Data excerpts
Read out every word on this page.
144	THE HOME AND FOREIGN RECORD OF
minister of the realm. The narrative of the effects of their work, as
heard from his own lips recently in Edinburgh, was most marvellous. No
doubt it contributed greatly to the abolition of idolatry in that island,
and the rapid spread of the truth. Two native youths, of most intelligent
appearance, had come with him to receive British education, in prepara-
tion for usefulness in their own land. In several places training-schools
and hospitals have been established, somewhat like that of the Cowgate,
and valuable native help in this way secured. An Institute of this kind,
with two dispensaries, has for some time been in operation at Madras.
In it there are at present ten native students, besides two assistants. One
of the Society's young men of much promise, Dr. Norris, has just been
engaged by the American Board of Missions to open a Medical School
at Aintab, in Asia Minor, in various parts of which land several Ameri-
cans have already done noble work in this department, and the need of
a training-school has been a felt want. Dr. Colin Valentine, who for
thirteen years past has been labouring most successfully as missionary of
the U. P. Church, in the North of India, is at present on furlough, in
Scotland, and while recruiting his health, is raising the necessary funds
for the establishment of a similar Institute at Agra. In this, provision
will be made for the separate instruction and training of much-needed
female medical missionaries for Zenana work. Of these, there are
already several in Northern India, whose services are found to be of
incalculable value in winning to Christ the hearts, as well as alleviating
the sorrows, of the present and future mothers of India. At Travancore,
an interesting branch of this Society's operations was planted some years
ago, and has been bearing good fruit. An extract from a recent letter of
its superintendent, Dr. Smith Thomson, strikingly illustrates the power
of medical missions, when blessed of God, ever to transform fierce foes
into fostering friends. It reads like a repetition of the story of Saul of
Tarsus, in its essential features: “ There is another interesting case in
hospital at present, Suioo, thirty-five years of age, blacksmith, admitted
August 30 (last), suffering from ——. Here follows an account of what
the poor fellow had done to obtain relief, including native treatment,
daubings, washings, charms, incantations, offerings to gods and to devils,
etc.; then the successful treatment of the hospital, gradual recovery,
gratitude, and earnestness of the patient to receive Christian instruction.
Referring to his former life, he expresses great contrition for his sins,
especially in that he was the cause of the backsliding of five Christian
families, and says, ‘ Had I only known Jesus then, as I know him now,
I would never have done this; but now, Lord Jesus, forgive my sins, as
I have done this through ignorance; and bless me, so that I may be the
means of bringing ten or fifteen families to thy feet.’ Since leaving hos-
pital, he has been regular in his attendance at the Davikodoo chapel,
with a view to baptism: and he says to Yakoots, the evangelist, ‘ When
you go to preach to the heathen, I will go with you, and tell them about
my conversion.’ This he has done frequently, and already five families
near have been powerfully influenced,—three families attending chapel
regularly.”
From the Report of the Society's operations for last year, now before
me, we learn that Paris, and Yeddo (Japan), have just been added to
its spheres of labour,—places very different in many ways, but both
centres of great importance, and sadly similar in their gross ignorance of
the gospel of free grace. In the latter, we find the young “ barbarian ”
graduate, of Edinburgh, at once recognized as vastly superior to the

▸ **PROBLEM TO SOLVE**: Write out all of the records above exactly as they appear.

▸ **FULL OUTPUT**:
Read out every word on this page.
144	THE HOME AND FOREIGN RECORD OF
minister of the realm. The narrative of the effects of their work, as
heard from his own lips recently in Edinburgh, was most marvellous. No
doubt it contributed greatly to the abolition of idolatry in that island,
and the rapid spread of the truth. Two native youths, of most intelligent
appearance, had come with him to receive British education, in prepara-
tion for usefulness in their own land. In several places training-schools
and hospitals have been established, somewhat like that of the Cowgate,
and valuable native help in this way secured. An Institute of this kind,
with two dispensaries, has for some time been in operation at Madras.
In it there are at present ten native students, besides two assistants. One
of the Society's young men of much promise, Dr. Norris, has just been
engaged by the American Board of Missions to open a Medical School
at Aintab, in Asia Minor, in various parts of which land several Ameri-
cans have already done noble work in this department, and the need of
a training-school has been a felt want. Dr. Colin Valentine, who for
thirteen years past has been labouring most successfully as missionary of
the U. P. Church, in the North of India, is at present on furlough, in
Scotland, and while recruiting his health, is raising the necessary funds
for the establishment of a similar Institute at Agra. In this, provision
will be made for the separate instruction and training of much-needed
female medical missionaries for Zenana work. Of these, there are
already several in Northern India, whose services are found to be of
incalculable value in winning to Christ the hearts, as well as alleviating
the sorrows, of the present and future mothers of India. At Travancore,
an interesting branch of this Society's operations was planted some years
ago, and has been bearing good fruit. An extract from a recent letter of
its superintendent, Dr. Smith Thomson, strikingly illustrates the power
of medical missions, when blessed of God, ever to transform fierce foes
into fostering friends. It reads like a repetition of the story of Saul of
Tarsus, in its essential features: “ There is another interesting case in
hospital at present, Suioo, thirty-five years of age, blacksmith, admitted
August 30 (last), suffering from ——. Here follows an account of what
the poor fellow had done to obtain relief, including native treatment,
daubings, washings, charms, incantations, offerings to gods and to devils,
etc.; then the successful treatment of the hospital, gradual recovery,
gratitude, and earnestness of the patient to receive Christian instruction.
Referring to his former life, he expresses great contrition for his sins,
especially in that he was the cause of the backsliding of five Christian
families, and says, ‘ Had I only known Jesus then, as I know him now,
I would never have done this; but now, Lord Jesus, forgive my sins, as
I have done this through ignorance; and bless me, so that I may be the
means of bringing ten or fifteen families to thy feet.’ Since leaving hos-
pital, he has been regular in his attendance at the Davikodoo chapel,
with a view to baptism: and he says to Yakoots, the evangelist, ‘ When
you go to preach to the heathen, I will go with you, and tell them about
my conversion.’ This he has done frequently, and already five families
near have been powerfully influenced,—three families attending chapel
regularly.”
From the Report of the Society's operations for last year, now before
me, we learn that Paris, and Yeddo (Japan), have just been added to
its spheres of labour,—places very different in many ways, but both
centres of great importance, and sadly similar in their gross ignorance of
the gospel of free grace. In the latter, we find the young “ barbarian ”
graduate, of Edinburgh, at once recognized as vastly superior to the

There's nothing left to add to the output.